(Records from a collection)
[start]

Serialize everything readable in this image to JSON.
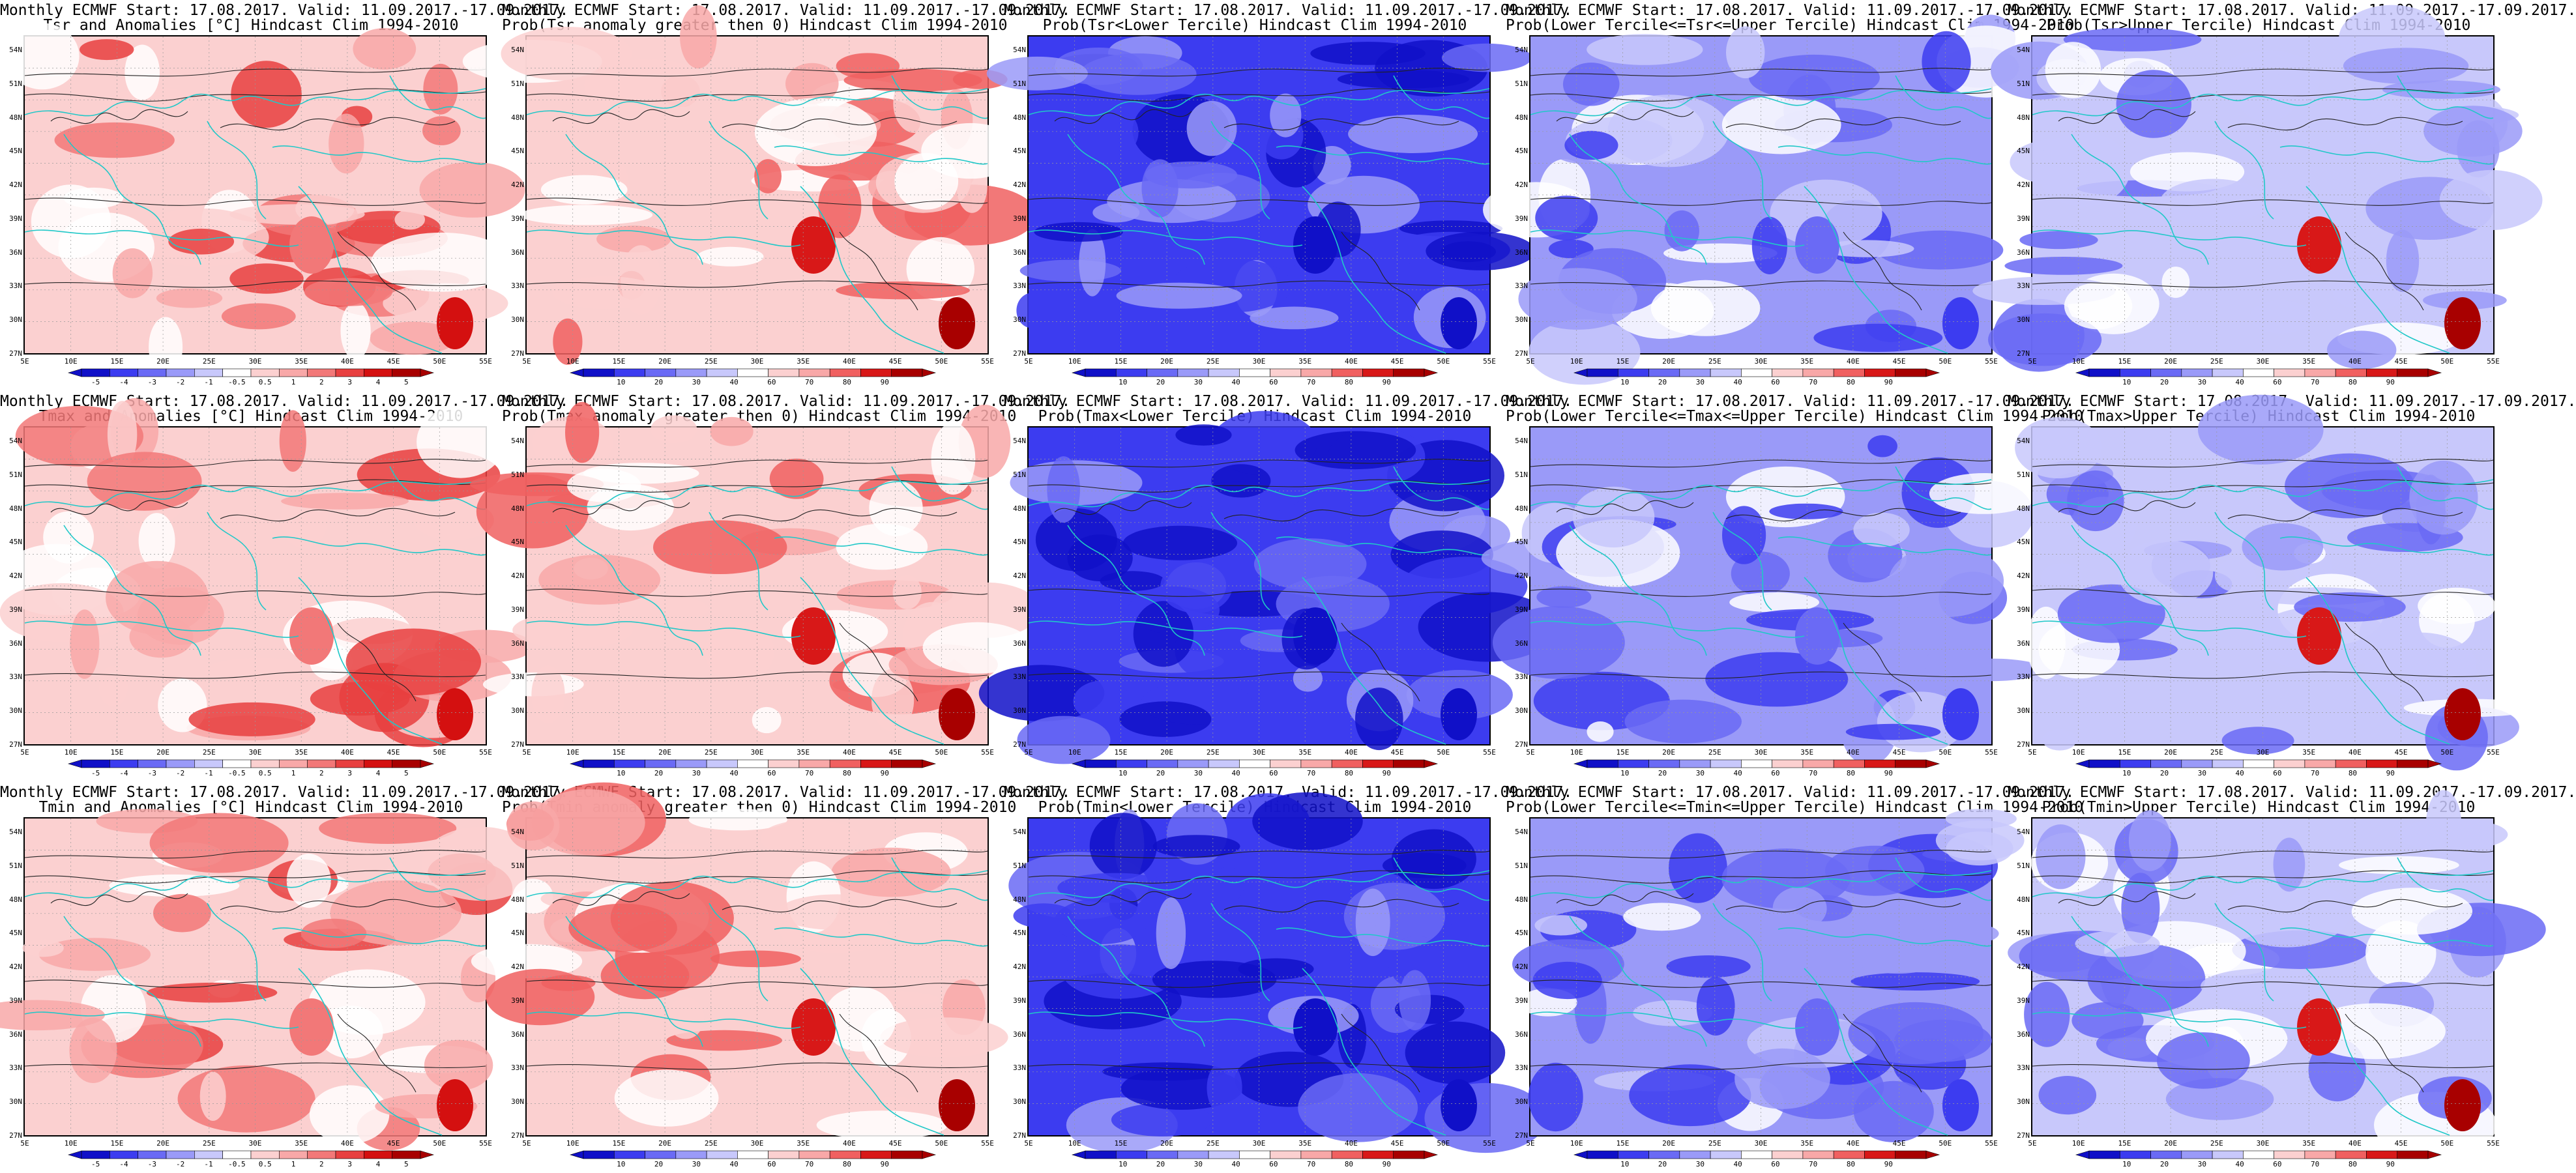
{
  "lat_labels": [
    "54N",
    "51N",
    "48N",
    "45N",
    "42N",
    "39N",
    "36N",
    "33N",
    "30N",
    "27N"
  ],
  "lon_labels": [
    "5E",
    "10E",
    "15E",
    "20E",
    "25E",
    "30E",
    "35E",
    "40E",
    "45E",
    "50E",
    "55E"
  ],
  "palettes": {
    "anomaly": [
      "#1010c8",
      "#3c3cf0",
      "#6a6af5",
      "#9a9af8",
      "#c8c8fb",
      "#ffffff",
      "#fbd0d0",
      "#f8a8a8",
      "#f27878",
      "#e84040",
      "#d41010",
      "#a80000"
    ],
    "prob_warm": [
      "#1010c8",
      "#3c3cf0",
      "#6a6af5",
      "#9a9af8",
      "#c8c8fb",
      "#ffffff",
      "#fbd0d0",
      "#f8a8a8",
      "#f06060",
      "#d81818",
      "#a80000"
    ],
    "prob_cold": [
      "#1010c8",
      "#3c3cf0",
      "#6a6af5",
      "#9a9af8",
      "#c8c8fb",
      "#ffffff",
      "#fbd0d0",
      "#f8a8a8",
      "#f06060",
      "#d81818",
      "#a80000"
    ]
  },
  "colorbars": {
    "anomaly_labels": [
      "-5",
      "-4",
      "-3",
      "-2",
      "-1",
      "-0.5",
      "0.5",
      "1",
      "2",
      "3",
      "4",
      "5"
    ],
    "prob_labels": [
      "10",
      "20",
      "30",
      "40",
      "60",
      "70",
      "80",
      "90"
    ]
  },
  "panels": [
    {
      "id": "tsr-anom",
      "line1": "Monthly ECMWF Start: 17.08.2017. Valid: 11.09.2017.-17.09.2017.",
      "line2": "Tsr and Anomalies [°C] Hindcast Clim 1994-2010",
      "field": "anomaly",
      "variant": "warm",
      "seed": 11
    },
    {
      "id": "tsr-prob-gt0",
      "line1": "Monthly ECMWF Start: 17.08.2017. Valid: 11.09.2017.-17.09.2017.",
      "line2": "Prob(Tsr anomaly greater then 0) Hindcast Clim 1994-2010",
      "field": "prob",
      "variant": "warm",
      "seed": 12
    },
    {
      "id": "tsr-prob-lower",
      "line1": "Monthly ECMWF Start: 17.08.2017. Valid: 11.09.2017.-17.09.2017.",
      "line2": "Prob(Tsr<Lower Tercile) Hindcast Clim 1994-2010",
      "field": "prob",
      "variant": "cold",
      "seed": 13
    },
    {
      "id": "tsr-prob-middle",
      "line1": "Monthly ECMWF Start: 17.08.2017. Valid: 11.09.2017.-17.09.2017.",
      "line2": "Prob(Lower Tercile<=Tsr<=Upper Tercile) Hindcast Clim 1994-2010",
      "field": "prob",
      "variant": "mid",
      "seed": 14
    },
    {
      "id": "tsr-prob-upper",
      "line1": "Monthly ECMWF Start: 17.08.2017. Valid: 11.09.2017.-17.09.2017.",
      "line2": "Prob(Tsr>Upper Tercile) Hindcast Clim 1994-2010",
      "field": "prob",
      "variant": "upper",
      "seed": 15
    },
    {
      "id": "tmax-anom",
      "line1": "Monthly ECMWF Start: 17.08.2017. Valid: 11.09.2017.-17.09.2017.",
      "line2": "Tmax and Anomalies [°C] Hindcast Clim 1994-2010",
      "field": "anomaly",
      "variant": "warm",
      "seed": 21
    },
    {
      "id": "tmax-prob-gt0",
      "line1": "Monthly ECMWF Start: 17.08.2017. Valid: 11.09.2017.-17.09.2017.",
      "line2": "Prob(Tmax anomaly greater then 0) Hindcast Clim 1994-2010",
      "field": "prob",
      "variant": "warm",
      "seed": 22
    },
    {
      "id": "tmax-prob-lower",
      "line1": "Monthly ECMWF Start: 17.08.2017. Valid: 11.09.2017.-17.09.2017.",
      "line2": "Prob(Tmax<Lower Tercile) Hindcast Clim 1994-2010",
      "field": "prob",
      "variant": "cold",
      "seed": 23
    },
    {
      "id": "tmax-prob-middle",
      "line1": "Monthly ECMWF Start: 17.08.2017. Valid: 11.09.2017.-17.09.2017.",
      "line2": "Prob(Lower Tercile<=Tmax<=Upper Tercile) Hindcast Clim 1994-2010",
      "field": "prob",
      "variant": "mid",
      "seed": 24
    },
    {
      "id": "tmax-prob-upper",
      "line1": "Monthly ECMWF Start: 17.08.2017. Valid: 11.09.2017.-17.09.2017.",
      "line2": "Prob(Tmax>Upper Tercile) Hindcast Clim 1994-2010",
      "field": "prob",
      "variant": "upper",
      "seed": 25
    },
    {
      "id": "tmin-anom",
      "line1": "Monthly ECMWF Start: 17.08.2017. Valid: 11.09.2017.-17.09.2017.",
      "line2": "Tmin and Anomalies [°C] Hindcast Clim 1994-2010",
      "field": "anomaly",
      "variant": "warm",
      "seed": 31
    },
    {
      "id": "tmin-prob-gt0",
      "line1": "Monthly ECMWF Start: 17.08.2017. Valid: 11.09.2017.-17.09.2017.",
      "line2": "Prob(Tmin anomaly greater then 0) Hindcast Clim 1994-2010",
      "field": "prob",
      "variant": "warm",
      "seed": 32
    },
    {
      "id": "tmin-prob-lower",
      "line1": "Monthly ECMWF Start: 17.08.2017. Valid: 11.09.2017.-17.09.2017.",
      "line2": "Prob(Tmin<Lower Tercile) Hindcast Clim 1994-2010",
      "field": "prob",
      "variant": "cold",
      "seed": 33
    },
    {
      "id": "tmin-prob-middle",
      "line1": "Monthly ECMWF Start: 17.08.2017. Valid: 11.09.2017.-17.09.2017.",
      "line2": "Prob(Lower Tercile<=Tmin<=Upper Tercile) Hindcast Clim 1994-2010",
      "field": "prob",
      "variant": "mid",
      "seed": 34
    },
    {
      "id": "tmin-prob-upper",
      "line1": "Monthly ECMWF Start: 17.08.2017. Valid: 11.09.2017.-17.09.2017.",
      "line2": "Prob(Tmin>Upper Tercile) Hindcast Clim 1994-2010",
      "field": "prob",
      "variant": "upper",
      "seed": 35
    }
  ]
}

[end]

• _Given exercise_:
Write out the whole listing exactly, and drop the pictures.

• _Worked solution_:
Serialize everything readable in this image to JSON.
{
  "lat_labels": [
    "54N",
    "51N",
    "48N",
    "45N",
    "42N",
    "39N",
    "36N",
    "33N",
    "30N",
    "27N"
  ],
  "lon_labels": [
    "5E",
    "10E",
    "15E",
    "20E",
    "25E",
    "30E",
    "35E",
    "40E",
    "45E",
    "50E",
    "55E"
  ],
  "palettes": {
    "anomaly": [
      "#1010c8",
      "#3c3cf0",
      "#6a6af5",
      "#9a9af8",
      "#c8c8fb",
      "#ffffff",
      "#fbd0d0",
      "#f8a8a8",
      "#f27878",
      "#e84040",
      "#d41010",
      "#a80000"
    ],
    "prob_warm": [
      "#1010c8",
      "#3c3cf0",
      "#6a6af5",
      "#9a9af8",
      "#c8c8fb",
      "#ffffff",
      "#fbd0d0",
      "#f8a8a8",
      "#f06060",
      "#d81818",
      "#a80000"
    ],
    "prob_cold": [
      "#1010c8",
      "#3c3cf0",
      "#6a6af5",
      "#9a9af8",
      "#c8c8fb",
      "#ffffff",
      "#fbd0d0",
      "#f8a8a8",
      "#f06060",
      "#d81818",
      "#a80000"
    ]
  },
  "colorbars": {
    "anomaly_labels": [
      "-5",
      "-4",
      "-3",
      "-2",
      "-1",
      "-0.5",
      "0.5",
      "1",
      "2",
      "3",
      "4",
      "5"
    ],
    "prob_labels": [
      "10",
      "20",
      "30",
      "40",
      "60",
      "70",
      "80",
      "90"
    ]
  },
  "panels": [
    {
      "id": "tsr-anom",
      "line1": "Monthly ECMWF Start: 17.08.2017. Valid: 11.09.2017.-17.09.2017.",
      "line2": "Tsr and Anomalies [°C] Hindcast Clim 1994-2010",
      "field": "anomaly",
      "variant": "warm",
      "seed": 11
    },
    {
      "id": "tsr-prob-gt0",
      "line1": "Monthly ECMWF Start: 17.08.2017. Valid: 11.09.2017.-17.09.2017.",
      "line2": "Prob(Tsr anomaly greater then 0) Hindcast Clim 1994-2010",
      "field": "prob",
      "variant": "warm",
      "seed": 12
    },
    {
      "id": "tsr-prob-lower",
      "line1": "Monthly ECMWF Start: 17.08.2017. Valid: 11.09.2017.-17.09.2017.",
      "line2": "Prob(Tsr<Lower Tercile) Hindcast Clim 1994-2010",
      "field": "prob",
      "variant": "cold",
      "seed": 13
    },
    {
      "id": "tsr-prob-middle",
      "line1": "Monthly ECMWF Start: 17.08.2017. Valid: 11.09.2017.-17.09.2017.",
      "line2": "Prob(Lower Tercile<=Tsr<=Upper Tercile) Hindcast Clim 1994-2010",
      "field": "prob",
      "variant": "mid",
      "seed": 14
    },
    {
      "id": "tsr-prob-upper",
      "line1": "Monthly ECMWF Start: 17.08.2017. Valid: 11.09.2017.-17.09.2017.",
      "line2": "Prob(Tsr>Upper Tercile) Hindcast Clim 1994-2010",
      "field": "prob",
      "variant": "upper",
      "seed": 15
    },
    {
      "id": "tmax-anom",
      "line1": "Monthly ECMWF Start: 17.08.2017. Valid: 11.09.2017.-17.09.2017.",
      "line2": "Tmax and Anomalies [°C] Hindcast Clim 1994-2010",
      "field": "anomaly",
      "variant": "warm",
      "seed": 21
    },
    {
      "id": "tmax-prob-gt0",
      "line1": "Monthly ECMWF Start: 17.08.2017. Valid: 11.09.2017.-17.09.2017.",
      "line2": "Prob(Tmax anomaly greater then 0) Hindcast Clim 1994-2010",
      "field": "prob",
      "variant": "warm",
      "seed": 22
    },
    {
      "id": "tmax-prob-lower",
      "line1": "Monthly ECMWF Start: 17.08.2017. Valid: 11.09.2017.-17.09.2017.",
      "line2": "Prob(Tmax<Lower Tercile) Hindcast Clim 1994-2010",
      "field": "prob",
      "variant": "cold",
      "seed": 23
    },
    {
      "id": "tmax-prob-middle",
      "line1": "Monthly ECMWF Start: 17.08.2017. Valid: 11.09.2017.-17.09.2017.",
      "line2": "Prob(Lower Tercile<=Tmax<=Upper Tercile) Hindcast Clim 1994-2010",
      "field": "prob",
      "variant": "mid",
      "seed": 24
    },
    {
      "id": "tmax-prob-upper",
      "line1": "Monthly ECMWF Start: 17.08.2017. Valid: 11.09.2017.-17.09.2017.",
      "line2": "Prob(Tmax>Upper Tercile) Hindcast Clim 1994-2010",
      "field": "prob",
      "variant": "upper",
      "seed": 25
    },
    {
      "id": "tmin-anom",
      "line1": "Monthly ECMWF Start: 17.08.2017. Valid: 11.09.2017.-17.09.2017.",
      "line2": "Tmin and Anomalies [°C] Hindcast Clim 1994-2010",
      "field": "anomaly",
      "variant": "warm",
      "seed": 31
    },
    {
      "id": "tmin-prob-gt0",
      "line1": "Monthly ECMWF Start: 17.08.2017. Valid: 11.09.2017.-17.09.2017.",
      "line2": "Prob(Tmin anomaly greater then 0) Hindcast Clim 1994-2010",
      "field": "prob",
      "variant": "warm",
      "seed": 32
    },
    {
      "id": "tmin-prob-lower",
      "line1": "Monthly ECMWF Start: 17.08.2017. Valid: 11.09.2017.-17.09.2017.",
      "line2": "Prob(Tmin<Lower Tercile) Hindcast Clim 1994-2010",
      "field": "prob",
      "variant": "cold",
      "seed": 33
    },
    {
      "id": "tmin-prob-middle",
      "line1": "Monthly ECMWF Start: 17.08.2017. Valid: 11.09.2017.-17.09.2017.",
      "line2": "Prob(Lower Tercile<=Tmin<=Upper Tercile) Hindcast Clim 1994-2010",
      "field": "prob",
      "variant": "mid",
      "seed": 34
    },
    {
      "id": "tmin-prob-upper",
      "line1": "Monthly ECMWF Start: 17.08.2017. Valid: 11.09.2017.-17.09.2017.",
      "line2": "Prob(Tmin>Upper Tercile) Hindcast Clim 1994-2010",
      "field": "prob",
      "variant": "upper",
      "seed": 35
    }
  ]
}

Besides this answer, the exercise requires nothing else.